__PROBLEM DESCRIPTION__.
Quote the data below in full, minus the images.
......
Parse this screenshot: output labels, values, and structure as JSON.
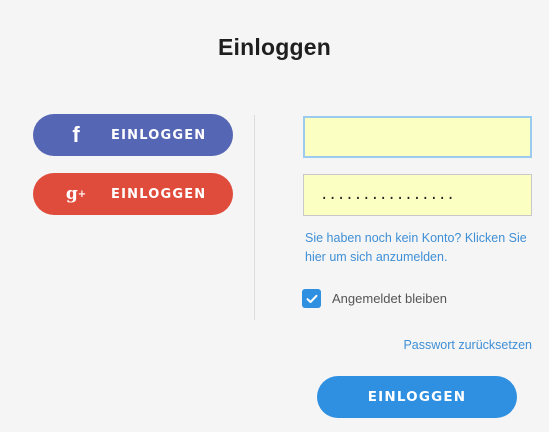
{
  "title": "Einloggen",
  "social": {
    "facebook": {
      "label": "EINLOGGEN",
      "icon": "facebook-icon",
      "color": "#5566b4"
    },
    "google": {
      "label": "EINLOGGEN",
      "icon": "google-plus-icon",
      "color": "#e04c3b"
    }
  },
  "form": {
    "email_value": "",
    "password_value": "................",
    "signup_text": "Sie haben noch kein Konto? Klicken Sie hier um sich anzumelden.",
    "remember_label": "Angemeldet bleiben",
    "remember_checked": true,
    "reset_link": "Passwort zurücksetzen",
    "submit_label": "EINLOGGEN"
  },
  "colors": {
    "accent": "#2f8fe0",
    "link": "#3f8fd6",
    "autofill": "#fbffc2"
  }
}
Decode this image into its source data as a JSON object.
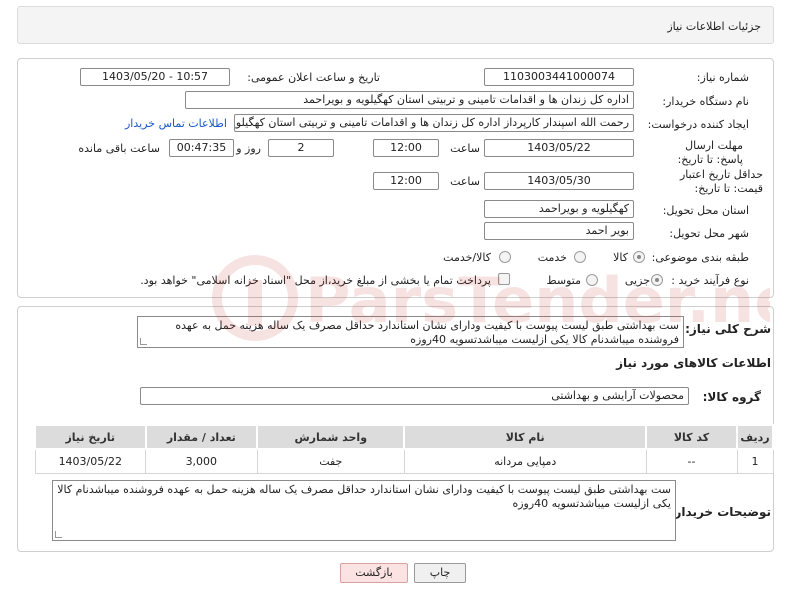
{
  "header": {
    "title": "جزئیات اطلاعات نیاز"
  },
  "form": {
    "need_number_label": "شماره نیاز:",
    "need_number": "1103003441000074",
    "announce_label": "تاریخ و ساعت اعلان عمومی:",
    "announce_value": "1403/05/20 - 10:57",
    "buyer_org_label": "نام دستگاه خریدار:",
    "buyer_org": "اداره کل زندان ها و اقدامات تامینی و تربیتی استان کهگیلویه و بویراحمد",
    "requester_label": "ایجاد کننده درخواست:",
    "requester": "رحمت الله اسپندار کارپرداز اداره کل زندان ها و اقدامات تامینی و تربیتی استان کهگیلویه و بویراحمد",
    "contact_link": "اطلاعات تماس خریدار",
    "reply_deadline_label": "مهلت ارسال پاسخ: تا تاریخ:",
    "reply_date": "1403/05/22",
    "time_label": "ساعت",
    "reply_time": "12:00",
    "days_value": "2",
    "days_label": "روز و",
    "remaining_time": "00:47:35",
    "remaining_label": "ساعت باقی مانده",
    "validity_label": "حداقل تاریخ اعتبار قیمت: تا تاریخ:",
    "validity_date": "1403/05/30",
    "validity_time": "12:00",
    "province_label": "استان محل تحویل:",
    "province": "کهگیلویه و بویراحمد",
    "city_label": "شهر محل تحویل:",
    "city": "بویر احمد",
    "category_label": "طبقه بندی موضوعی:",
    "category_options": [
      "کالا",
      "خدمت",
      "کالا/خدمت"
    ],
    "process_label": "نوع فرآیند خرید :",
    "process_options": [
      "جزیی",
      "متوسط"
    ],
    "payment_note": "پرداخت تمام یا بخشی از مبلغ خرید،از محل \"اسناد خزانه اسلامی\" خواهد بود."
  },
  "summary": {
    "label": "شرح کلی نیاز:",
    "text": "ست بهداشتی طبق لیست پیوست با کیفیت ودارای نشان استاندارد حداقل مصرف یک ساله هزینه حمل به عهده فروشنده میباشدنام کالا یکی ازلیست میباشدتسویه 40روزه"
  },
  "goods": {
    "section_title": "اطلاعات کالاهای مورد نیاز",
    "group_label": "گروه کالا:",
    "group_value": "محصولات آرایشی و بهداشتی",
    "columns": [
      "ردیف",
      "کد کالا",
      "نام کالا",
      "واحد شمارش",
      "تعداد / مقدار",
      "تاریخ نیاز"
    ],
    "rows": [
      {
        "index": "1",
        "code": "--",
        "name": "دمپایی مردانه",
        "unit": "جفت",
        "qty": "3,000",
        "date": "1403/05/22"
      }
    ],
    "buyer_notes_label": "توضیحات خریدار:",
    "buyer_notes": "ست بهداشتی طبق لیست پیوست با کیفیت ودارای نشان استاندارد حداقل مصرف یک ساله هزینه حمل به عهده فروشنده میباشدنام کالا یکی ازلیست میباشدتسویه 40روزه"
  },
  "buttons": {
    "print": "چاپ",
    "back": "بازگشت"
  },
  "watermark": {
    "text": "ParsTender.net",
    "color": "#c62828"
  }
}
......
__CORRECT RESPONSE__.
Parse this screenshot: output labels, values, and structure as JSON.
{
  "title": "Einloggen",
  "social": {
    "facebook": {
      "label": "EINLOGGEN",
      "icon": "facebook-icon",
      "color": "#5566b4"
    },
    "google": {
      "label": "EINLOGGEN",
      "icon": "google-plus-icon",
      "color": "#e04c3b"
    }
  },
  "form": {
    "email_value": "",
    "password_value": "................",
    "signup_text": "Sie haben noch kein Konto? Klicken Sie hier um sich anzumelden.",
    "remember_label": "Angemeldet bleiben",
    "remember_checked": true,
    "reset_link": "Passwort zurücksetzen",
    "submit_label": "EINLOGGEN"
  },
  "colors": {
    "accent": "#2f8fe0",
    "link": "#3f8fd6",
    "autofill": "#fbffc2"
  }
}
Decode this image into its source data as a JSON object.
{
  "header": {
    "title": "جزئیات اطلاعات نیاز"
  },
  "form": {
    "need_number_label": "شماره نیاز:",
    "need_number": "1103003441000074",
    "announce_label": "تاریخ و ساعت اعلان عمومی:",
    "announce_value": "1403/05/20 - 10:57",
    "buyer_org_label": "نام دستگاه خریدار:",
    "buyer_org": "اداره کل زندان ها و اقدامات تامینی و تربیتی استان کهگیلویه و بویراحمد",
    "requester_label": "ایجاد کننده درخواست:",
    "requester": "رحمت الله اسپندار کارپرداز اداره کل زندان ها و اقدامات تامینی و تربیتی استان کهگیلویه و بویراحمد",
    "contact_link": "اطلاعات تماس خریدار",
    "reply_deadline_label": "مهلت ارسال پاسخ: تا تاریخ:",
    "reply_date": "1403/05/22",
    "time_label": "ساعت",
    "reply_time": "12:00",
    "days_value": "2",
    "days_label": "روز و",
    "remaining_time": "00:47:35",
    "remaining_label": "ساعت باقی مانده",
    "validity_label": "حداقل تاریخ اعتبار قیمت: تا تاریخ:",
    "validity_date": "1403/05/30",
    "validity_time": "12:00",
    "province_label": "استان محل تحویل:",
    "province": "کهگیلویه و بویراحمد",
    "city_label": "شهر محل تحویل:",
    "city": "بویر احمد",
    "category_label": "طبقه بندی موضوعی:",
    "category_options": [
      "کالا",
      "خدمت",
      "کالا/خدمت"
    ],
    "process_label": "نوع فرآیند خرید :",
    "process_options": [
      "جزیی",
      "متوسط"
    ],
    "payment_note": "پرداخت تمام یا بخشی از مبلغ خرید،از محل \"اسناد خزانه اسلامی\" خواهد بود."
  },
  "summary": {
    "label": "شرح کلی نیاز:",
    "text": "ست بهداشتی طبق لیست پیوست با کیفیت ودارای نشان استاندارد حداقل مصرف یک ساله هزینه حمل به عهده فروشنده میباشدنام کالا یکی ازلیست میباشدتسویه 40روزه"
  },
  "goods": {
    "section_title": "اطلاعات کالاهای مورد نیاز",
    "group_label": "گروه کالا:",
    "group_value": "محصولات آرایشی و بهداشتی",
    "columns": [
      "ردیف",
      "کد کالا",
      "نام کالا",
      "واحد شمارش",
      "تعداد / مقدار",
      "تاریخ نیاز"
    ],
    "rows": [
      {
        "index": "1",
        "code": "--",
        "name": "دمپایی مردانه",
        "unit": "جفت",
        "qty": "3,000",
        "date": "1403/05/22"
      }
    ],
    "buyer_notes_label": "توضیحات خریدار:",
    "buyer_notes": "ست بهداشتی طبق لیست پیوست با کیفیت ودارای نشان استاندارد حداقل مصرف یک ساله هزینه حمل به عهده فروشنده میباشدنام کالا یکی ازلیست میباشدتسویه 40روزه"
  },
  "buttons": {
    "print": "چاپ",
    "back": "بازگشت"
  },
  "watermark": {
    "text": "ParsTender.net",
    "color": "#c62828"
  }
}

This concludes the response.